» **REQUIREMENT**: Wherever the string "emissions" appears in a line, extract that line.

Collected data:
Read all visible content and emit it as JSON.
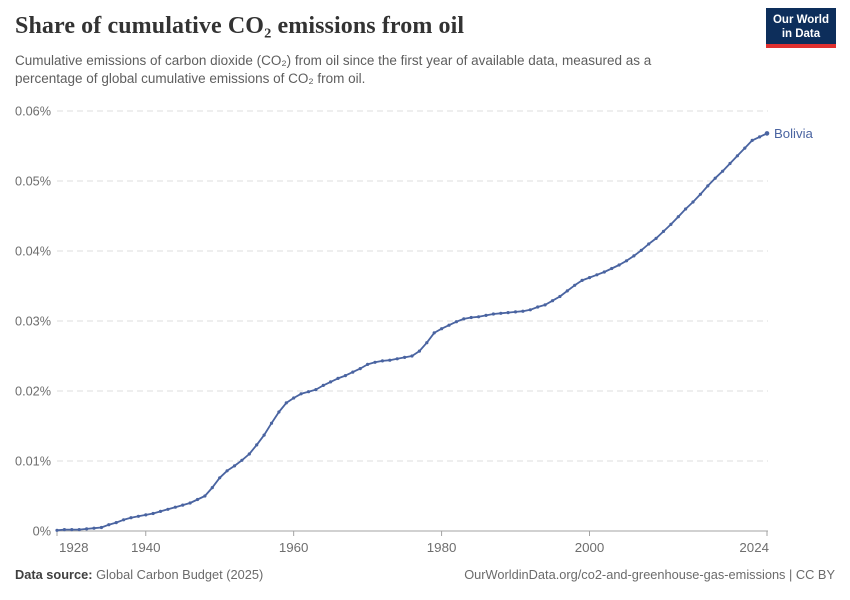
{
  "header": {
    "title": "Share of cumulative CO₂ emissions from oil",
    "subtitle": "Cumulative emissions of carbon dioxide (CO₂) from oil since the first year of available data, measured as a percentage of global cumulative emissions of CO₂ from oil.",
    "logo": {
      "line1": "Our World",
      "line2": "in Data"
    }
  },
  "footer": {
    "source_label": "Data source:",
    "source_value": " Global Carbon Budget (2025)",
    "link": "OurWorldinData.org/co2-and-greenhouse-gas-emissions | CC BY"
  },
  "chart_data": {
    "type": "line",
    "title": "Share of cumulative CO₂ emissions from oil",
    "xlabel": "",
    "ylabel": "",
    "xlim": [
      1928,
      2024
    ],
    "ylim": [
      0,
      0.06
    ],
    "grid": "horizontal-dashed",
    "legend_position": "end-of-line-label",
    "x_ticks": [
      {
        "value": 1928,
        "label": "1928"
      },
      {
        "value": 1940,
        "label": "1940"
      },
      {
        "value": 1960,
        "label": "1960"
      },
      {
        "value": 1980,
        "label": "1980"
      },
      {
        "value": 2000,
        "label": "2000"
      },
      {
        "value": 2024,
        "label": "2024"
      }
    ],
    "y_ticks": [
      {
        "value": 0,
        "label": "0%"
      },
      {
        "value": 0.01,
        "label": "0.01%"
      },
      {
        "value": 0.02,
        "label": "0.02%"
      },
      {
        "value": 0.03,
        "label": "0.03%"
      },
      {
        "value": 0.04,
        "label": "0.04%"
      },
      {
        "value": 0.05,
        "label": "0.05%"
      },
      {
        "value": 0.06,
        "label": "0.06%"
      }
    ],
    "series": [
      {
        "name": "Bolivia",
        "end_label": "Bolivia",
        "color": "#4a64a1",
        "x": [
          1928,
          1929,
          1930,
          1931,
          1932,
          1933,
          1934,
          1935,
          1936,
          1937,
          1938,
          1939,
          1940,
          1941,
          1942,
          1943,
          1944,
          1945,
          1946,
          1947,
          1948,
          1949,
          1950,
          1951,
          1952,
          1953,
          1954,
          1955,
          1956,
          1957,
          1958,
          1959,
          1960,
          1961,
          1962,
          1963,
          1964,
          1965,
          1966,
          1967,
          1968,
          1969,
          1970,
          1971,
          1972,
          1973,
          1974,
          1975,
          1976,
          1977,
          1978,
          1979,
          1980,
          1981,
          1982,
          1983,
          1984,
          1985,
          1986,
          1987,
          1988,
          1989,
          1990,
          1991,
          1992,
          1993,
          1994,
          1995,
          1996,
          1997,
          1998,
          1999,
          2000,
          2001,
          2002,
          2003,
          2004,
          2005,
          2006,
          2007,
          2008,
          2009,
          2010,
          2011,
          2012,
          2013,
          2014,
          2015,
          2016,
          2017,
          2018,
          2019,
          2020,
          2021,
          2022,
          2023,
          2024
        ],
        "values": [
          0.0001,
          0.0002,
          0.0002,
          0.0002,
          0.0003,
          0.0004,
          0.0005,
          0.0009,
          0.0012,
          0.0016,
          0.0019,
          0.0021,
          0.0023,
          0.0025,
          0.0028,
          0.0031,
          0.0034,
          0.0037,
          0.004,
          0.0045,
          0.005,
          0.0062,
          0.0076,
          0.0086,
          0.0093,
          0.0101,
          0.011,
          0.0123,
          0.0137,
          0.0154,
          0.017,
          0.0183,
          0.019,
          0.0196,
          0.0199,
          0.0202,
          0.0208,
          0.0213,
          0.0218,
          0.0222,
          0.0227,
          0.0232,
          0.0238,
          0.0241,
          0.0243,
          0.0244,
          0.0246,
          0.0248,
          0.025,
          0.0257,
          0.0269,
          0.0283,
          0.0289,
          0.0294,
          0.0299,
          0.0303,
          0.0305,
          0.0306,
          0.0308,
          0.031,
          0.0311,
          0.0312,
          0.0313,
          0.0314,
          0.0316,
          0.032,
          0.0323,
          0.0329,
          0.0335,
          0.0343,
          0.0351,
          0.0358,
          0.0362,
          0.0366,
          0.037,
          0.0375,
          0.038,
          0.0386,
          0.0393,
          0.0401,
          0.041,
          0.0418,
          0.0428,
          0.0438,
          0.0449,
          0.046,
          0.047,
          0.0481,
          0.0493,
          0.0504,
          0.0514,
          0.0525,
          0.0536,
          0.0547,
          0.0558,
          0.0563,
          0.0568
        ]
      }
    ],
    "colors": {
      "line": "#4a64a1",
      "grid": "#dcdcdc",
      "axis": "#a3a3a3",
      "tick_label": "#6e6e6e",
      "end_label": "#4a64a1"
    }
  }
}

---

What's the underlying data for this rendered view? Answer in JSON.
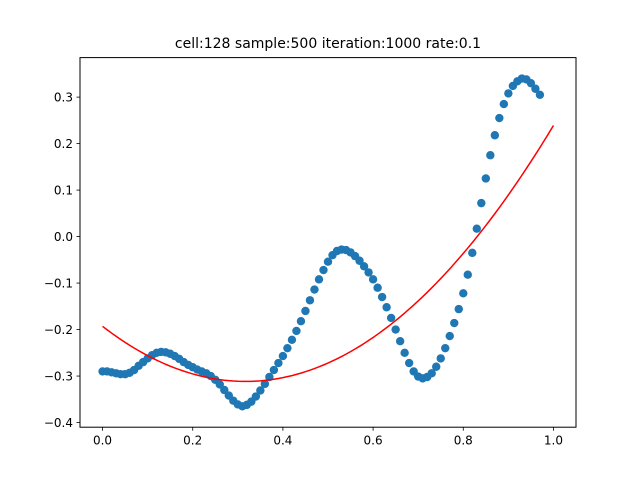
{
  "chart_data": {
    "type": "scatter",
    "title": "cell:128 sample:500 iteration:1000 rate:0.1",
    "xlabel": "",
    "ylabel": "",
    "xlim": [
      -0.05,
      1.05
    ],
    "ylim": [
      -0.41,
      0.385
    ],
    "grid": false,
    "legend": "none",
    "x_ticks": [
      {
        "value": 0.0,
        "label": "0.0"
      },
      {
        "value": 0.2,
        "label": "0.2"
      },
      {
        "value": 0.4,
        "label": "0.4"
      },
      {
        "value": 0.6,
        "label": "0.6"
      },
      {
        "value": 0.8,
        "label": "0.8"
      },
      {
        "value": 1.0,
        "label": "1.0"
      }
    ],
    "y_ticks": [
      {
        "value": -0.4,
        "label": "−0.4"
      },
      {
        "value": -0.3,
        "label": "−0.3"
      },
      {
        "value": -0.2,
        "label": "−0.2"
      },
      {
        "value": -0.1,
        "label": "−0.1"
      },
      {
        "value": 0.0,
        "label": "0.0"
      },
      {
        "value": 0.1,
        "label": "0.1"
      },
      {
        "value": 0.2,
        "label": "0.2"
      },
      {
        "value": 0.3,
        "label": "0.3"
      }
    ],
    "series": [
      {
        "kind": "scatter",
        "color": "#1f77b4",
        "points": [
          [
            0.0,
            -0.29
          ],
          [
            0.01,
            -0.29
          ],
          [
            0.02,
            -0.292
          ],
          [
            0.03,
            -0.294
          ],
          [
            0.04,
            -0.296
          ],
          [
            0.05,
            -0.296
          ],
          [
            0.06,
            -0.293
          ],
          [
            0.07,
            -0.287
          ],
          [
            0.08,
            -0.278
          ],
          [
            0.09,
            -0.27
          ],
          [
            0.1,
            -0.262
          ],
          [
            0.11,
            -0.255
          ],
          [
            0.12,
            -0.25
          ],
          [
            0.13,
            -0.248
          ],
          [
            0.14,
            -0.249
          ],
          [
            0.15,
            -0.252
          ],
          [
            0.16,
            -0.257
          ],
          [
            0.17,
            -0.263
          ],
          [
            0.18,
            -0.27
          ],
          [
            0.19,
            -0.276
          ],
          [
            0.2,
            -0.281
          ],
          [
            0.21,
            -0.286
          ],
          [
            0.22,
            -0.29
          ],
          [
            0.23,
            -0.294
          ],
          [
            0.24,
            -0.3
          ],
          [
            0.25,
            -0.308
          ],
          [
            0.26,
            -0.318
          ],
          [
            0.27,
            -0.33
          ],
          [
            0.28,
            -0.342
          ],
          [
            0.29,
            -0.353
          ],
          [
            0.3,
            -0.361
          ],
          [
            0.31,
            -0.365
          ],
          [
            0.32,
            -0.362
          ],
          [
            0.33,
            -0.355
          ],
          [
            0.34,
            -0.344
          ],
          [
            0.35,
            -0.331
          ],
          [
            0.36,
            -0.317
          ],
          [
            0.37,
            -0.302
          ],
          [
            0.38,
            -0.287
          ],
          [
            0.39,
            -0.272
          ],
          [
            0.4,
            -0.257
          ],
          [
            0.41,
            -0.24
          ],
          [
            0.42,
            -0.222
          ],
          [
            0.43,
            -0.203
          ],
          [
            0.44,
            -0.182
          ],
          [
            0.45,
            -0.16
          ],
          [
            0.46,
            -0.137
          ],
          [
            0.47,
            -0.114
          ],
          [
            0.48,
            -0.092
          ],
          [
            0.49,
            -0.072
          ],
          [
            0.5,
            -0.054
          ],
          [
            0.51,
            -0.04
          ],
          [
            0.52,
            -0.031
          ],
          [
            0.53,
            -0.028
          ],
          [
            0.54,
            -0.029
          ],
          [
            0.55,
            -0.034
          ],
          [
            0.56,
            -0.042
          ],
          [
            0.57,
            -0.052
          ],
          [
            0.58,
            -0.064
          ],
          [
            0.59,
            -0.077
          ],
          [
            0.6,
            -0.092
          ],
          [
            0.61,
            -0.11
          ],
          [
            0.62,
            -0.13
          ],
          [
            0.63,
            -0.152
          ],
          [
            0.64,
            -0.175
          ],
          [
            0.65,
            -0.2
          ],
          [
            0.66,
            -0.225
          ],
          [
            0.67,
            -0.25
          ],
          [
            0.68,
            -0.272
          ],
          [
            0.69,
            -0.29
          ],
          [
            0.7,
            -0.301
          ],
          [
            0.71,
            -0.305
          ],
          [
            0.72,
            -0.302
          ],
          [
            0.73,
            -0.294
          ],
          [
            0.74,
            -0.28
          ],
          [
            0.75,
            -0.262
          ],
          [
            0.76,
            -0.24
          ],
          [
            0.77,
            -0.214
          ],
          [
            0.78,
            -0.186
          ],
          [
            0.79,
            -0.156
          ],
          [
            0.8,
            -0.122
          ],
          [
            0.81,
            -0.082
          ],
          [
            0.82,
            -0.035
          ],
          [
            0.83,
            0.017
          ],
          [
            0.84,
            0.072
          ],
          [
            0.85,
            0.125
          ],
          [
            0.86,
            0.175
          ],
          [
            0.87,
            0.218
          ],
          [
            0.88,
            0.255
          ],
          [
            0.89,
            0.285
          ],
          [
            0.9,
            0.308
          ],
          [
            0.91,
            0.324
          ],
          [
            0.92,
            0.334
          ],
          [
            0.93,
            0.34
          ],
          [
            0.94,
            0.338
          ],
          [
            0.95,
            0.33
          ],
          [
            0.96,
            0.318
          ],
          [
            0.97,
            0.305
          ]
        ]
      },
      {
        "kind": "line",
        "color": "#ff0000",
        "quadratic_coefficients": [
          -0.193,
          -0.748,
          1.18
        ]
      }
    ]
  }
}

» **TASK RESULT**:
    "title": "Share of cumulative CO₂ emissions from oil",
    "subtitle": "Cumulative emissions of carbon dioxide (CO₂) from oil since the first year of available data, measured as a percentage of global cumulative emissions of CO₂ from oil.",
    "link": "OurWorldinData.org/co2-and-greenhouse-gas-emissions | CC BY"
    "title": "Share of cumulative CO₂ emissions from oil",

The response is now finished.